Task objective: Make an exact copy of the records, with the images left out.
##############################
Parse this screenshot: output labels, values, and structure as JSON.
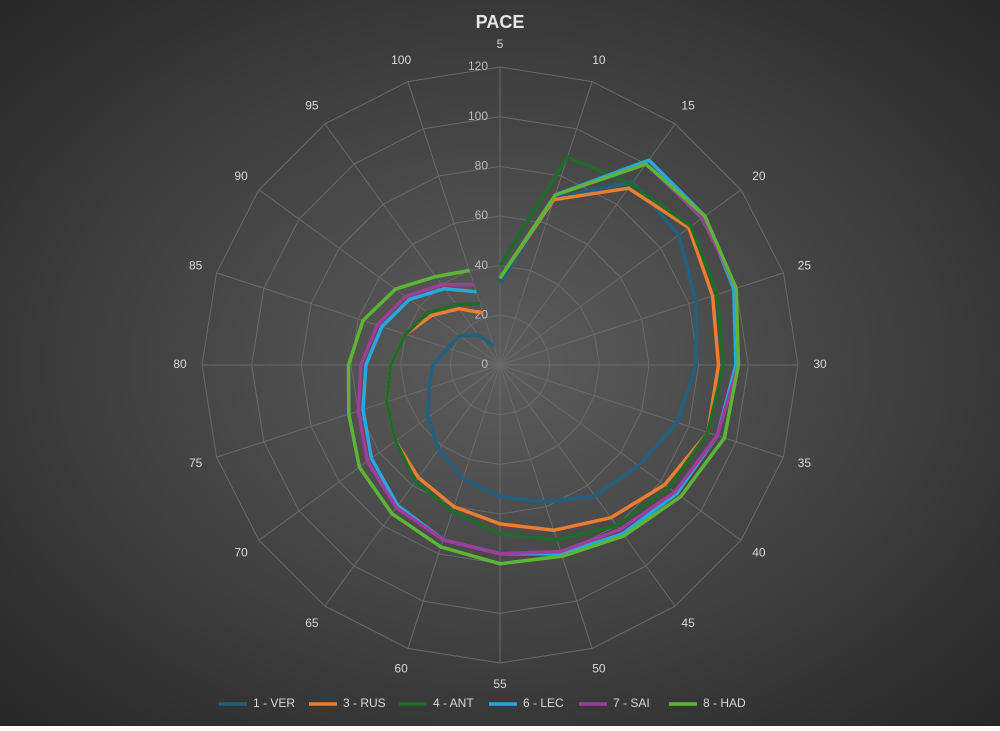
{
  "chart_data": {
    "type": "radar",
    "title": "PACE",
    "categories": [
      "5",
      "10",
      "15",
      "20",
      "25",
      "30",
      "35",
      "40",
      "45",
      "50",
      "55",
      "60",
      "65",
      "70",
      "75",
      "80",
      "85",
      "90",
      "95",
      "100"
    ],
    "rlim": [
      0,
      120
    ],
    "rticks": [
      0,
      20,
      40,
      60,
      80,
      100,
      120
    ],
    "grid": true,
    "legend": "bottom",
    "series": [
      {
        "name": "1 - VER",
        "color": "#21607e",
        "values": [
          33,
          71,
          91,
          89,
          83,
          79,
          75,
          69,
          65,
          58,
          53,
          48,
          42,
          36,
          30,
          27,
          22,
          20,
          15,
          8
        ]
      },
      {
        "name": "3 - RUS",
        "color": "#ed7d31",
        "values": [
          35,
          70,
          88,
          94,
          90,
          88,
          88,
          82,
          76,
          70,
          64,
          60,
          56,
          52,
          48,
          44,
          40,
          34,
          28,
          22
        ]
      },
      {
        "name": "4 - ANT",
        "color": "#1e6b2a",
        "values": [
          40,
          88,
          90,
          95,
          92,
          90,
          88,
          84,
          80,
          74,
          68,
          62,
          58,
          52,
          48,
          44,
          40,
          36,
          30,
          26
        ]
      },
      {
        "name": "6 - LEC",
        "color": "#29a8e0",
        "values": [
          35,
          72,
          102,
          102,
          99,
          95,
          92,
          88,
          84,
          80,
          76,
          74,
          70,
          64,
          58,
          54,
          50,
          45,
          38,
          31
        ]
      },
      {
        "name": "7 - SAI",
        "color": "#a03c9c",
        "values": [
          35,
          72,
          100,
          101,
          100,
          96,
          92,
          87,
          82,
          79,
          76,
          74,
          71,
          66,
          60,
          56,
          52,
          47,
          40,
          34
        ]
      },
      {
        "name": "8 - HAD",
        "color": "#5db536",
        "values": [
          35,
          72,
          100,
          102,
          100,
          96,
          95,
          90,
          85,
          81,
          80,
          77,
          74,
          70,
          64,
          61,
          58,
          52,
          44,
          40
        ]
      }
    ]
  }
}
##############################
Answer below:
Parse this screenshot: output labels, values, and structure as JSON.
{
  "chart_data": {
    "type": "radar",
    "title": "PACE",
    "categories": [
      "5",
      "10",
      "15",
      "20",
      "25",
      "30",
      "35",
      "40",
      "45",
      "50",
      "55",
      "60",
      "65",
      "70",
      "75",
      "80",
      "85",
      "90",
      "95",
      "100"
    ],
    "rlim": [
      0,
      120
    ],
    "rticks": [
      0,
      20,
      40,
      60,
      80,
      100,
      120
    ],
    "grid": true,
    "legend": "bottom",
    "series": [
      {
        "name": "1 - VER",
        "color": "#21607e",
        "values": [
          33,
          71,
          91,
          89,
          83,
          79,
          75,
          69,
          65,
          58,
          53,
          48,
          42,
          36,
          30,
          27,
          22,
          20,
          15,
          8
        ]
      },
      {
        "name": "3 - RUS",
        "color": "#ed7d31",
        "values": [
          35,
          70,
          88,
          94,
          90,
          88,
          88,
          82,
          76,
          70,
          64,
          60,
          56,
          52,
          48,
          44,
          40,
          34,
          28,
          22
        ]
      },
      {
        "name": "4 - ANT",
        "color": "#1e6b2a",
        "values": [
          40,
          88,
          90,
          95,
          92,
          90,
          88,
          84,
          80,
          74,
          68,
          62,
          58,
          52,
          48,
          44,
          40,
          36,
          30,
          26
        ]
      },
      {
        "name": "6 - LEC",
        "color": "#29a8e0",
        "values": [
          35,
          72,
          102,
          102,
          99,
          95,
          92,
          88,
          84,
          80,
          76,
          74,
          70,
          64,
          58,
          54,
          50,
          45,
          38,
          31
        ]
      },
      {
        "name": "7 - SAI",
        "color": "#a03c9c",
        "values": [
          35,
          72,
          100,
          101,
          100,
          96,
          92,
          87,
          82,
          79,
          76,
          74,
          71,
          66,
          60,
          56,
          52,
          47,
          40,
          34
        ]
      },
      {
        "name": "8 - HAD",
        "color": "#5db536",
        "values": [
          35,
          72,
          100,
          102,
          100,
          96,
          95,
          90,
          85,
          81,
          80,
          77,
          74,
          70,
          64,
          61,
          58,
          52,
          44,
          40
        ]
      }
    ]
  }
}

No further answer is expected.